◆ **GIVEN PROBLEM**
Identify the lines in the data below that contain "name" and give only how many there are.

◆ **DATASET RECORDS**
___

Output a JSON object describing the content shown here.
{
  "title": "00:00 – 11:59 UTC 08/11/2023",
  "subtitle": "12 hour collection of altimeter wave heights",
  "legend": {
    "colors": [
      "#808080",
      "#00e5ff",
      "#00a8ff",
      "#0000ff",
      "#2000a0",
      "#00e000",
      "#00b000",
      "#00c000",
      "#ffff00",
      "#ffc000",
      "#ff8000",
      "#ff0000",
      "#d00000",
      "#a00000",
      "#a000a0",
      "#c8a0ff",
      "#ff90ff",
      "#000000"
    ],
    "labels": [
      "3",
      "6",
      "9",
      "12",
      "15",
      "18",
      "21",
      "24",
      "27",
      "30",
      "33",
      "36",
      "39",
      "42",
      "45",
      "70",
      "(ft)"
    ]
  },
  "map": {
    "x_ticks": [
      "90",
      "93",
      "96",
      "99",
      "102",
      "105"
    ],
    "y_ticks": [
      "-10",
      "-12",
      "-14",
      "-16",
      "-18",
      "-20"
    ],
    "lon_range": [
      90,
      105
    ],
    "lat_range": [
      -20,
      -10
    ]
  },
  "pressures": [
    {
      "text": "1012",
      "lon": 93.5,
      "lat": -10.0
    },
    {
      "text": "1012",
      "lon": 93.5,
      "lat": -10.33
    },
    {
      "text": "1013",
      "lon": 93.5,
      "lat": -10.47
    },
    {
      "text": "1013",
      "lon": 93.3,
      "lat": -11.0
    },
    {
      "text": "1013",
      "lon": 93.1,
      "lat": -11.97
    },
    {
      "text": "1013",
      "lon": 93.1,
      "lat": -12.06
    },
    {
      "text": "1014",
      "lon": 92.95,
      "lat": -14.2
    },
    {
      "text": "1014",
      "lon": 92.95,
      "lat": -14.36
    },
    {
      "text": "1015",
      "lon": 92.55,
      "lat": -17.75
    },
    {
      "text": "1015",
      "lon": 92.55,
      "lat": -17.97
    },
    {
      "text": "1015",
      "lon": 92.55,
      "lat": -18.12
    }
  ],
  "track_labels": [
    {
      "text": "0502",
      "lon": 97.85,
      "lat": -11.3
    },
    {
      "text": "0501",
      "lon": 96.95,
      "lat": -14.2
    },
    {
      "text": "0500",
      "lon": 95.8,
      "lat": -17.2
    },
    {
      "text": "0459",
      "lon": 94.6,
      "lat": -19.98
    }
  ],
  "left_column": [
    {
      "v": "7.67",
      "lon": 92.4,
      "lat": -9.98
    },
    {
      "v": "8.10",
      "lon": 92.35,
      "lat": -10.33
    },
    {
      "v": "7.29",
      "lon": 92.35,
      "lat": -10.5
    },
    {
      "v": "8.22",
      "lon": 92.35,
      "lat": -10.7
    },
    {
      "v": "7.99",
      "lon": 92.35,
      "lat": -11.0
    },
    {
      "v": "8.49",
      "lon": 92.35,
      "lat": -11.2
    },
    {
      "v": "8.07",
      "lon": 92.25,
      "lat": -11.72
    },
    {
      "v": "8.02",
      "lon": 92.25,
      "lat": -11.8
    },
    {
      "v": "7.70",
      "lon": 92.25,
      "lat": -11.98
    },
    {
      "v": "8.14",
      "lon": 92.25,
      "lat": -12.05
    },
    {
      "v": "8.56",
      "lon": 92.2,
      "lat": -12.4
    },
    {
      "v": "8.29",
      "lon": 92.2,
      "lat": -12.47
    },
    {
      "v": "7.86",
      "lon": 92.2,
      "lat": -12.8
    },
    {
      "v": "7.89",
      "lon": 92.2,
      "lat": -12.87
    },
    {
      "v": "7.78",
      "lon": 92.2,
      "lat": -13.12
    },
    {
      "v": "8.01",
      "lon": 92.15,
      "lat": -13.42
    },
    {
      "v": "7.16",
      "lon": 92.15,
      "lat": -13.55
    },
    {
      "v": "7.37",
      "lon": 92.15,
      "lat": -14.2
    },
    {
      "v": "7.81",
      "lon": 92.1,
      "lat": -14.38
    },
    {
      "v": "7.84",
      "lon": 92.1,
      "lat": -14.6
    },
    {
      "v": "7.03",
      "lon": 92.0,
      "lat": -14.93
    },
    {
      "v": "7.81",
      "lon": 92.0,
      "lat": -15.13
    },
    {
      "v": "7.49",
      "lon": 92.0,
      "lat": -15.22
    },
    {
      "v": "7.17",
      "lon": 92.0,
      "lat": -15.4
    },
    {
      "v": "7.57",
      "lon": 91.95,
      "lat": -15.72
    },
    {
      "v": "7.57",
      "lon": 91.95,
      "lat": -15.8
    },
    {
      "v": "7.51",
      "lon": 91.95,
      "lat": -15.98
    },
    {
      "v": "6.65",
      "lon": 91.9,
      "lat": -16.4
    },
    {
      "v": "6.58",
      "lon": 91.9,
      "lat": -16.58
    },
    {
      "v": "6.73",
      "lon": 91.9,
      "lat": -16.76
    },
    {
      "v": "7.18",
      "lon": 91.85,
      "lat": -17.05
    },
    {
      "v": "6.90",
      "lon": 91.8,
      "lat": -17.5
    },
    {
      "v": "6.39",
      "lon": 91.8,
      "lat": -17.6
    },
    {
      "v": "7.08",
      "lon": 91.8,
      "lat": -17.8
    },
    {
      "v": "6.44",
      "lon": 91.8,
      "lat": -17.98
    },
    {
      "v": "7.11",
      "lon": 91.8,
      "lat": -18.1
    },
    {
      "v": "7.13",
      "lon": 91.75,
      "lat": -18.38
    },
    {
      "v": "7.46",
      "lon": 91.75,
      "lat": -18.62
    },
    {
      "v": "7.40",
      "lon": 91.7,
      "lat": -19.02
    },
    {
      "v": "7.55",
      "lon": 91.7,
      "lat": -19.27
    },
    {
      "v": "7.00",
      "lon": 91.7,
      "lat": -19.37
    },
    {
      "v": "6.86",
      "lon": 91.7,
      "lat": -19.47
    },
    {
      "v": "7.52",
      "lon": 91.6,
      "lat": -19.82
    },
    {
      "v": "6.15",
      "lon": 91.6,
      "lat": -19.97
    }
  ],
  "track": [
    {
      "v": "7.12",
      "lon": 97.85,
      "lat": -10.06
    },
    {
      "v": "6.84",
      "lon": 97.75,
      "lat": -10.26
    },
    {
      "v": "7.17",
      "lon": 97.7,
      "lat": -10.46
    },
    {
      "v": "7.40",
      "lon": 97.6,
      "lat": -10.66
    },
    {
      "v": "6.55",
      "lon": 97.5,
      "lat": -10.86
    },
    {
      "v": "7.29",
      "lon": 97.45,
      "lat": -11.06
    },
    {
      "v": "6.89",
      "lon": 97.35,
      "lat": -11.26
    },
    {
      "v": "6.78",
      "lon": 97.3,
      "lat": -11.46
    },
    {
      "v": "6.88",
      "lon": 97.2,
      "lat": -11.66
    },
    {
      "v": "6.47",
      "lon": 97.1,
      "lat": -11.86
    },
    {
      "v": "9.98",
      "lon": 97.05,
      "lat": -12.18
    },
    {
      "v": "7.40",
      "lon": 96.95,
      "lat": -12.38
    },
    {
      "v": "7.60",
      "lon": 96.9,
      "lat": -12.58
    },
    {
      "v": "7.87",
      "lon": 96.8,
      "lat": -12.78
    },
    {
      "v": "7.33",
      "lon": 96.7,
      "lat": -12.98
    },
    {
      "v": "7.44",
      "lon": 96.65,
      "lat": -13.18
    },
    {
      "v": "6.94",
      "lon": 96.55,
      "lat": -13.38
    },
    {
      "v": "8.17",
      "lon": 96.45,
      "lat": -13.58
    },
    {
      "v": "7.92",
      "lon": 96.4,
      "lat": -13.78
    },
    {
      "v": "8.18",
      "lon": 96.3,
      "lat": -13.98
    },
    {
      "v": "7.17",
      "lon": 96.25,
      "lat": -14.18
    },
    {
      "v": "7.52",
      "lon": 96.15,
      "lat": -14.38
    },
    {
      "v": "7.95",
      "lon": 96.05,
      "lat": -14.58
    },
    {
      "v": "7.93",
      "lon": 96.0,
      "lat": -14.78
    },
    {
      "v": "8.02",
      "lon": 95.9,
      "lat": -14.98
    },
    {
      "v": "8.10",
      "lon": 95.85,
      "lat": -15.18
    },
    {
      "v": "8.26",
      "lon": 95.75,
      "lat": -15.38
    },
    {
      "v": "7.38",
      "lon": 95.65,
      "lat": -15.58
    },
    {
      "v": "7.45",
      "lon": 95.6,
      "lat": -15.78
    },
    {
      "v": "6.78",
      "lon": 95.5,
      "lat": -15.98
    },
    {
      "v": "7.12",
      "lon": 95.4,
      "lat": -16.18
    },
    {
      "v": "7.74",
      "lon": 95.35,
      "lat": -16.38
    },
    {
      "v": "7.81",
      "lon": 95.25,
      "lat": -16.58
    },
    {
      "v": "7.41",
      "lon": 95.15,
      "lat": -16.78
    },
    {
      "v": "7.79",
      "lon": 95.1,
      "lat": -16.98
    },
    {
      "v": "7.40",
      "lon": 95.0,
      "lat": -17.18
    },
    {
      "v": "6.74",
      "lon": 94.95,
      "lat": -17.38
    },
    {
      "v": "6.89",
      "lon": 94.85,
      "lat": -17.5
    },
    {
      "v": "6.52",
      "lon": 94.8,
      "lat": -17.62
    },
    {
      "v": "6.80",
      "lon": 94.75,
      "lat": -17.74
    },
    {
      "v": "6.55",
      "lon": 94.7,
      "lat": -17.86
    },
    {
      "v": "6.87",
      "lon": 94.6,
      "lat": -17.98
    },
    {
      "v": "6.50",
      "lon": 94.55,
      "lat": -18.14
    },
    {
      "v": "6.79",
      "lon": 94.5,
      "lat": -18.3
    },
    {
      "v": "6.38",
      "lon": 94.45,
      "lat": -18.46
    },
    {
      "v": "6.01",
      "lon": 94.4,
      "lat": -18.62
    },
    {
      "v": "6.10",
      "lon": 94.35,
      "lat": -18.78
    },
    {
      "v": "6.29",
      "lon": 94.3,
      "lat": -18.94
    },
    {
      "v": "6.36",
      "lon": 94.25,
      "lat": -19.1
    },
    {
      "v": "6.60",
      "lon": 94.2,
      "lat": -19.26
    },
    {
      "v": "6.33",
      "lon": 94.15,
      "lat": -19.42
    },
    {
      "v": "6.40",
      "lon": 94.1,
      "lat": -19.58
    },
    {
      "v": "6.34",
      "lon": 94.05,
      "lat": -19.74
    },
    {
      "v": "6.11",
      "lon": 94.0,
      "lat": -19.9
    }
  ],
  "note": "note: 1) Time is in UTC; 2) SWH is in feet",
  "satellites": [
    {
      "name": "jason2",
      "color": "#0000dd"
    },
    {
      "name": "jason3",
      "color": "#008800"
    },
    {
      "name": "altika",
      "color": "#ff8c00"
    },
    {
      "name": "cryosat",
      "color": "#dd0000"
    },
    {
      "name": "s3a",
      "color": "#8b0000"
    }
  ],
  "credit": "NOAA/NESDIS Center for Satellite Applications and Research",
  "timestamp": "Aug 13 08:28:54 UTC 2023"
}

___

◆ **SOLUTION**
5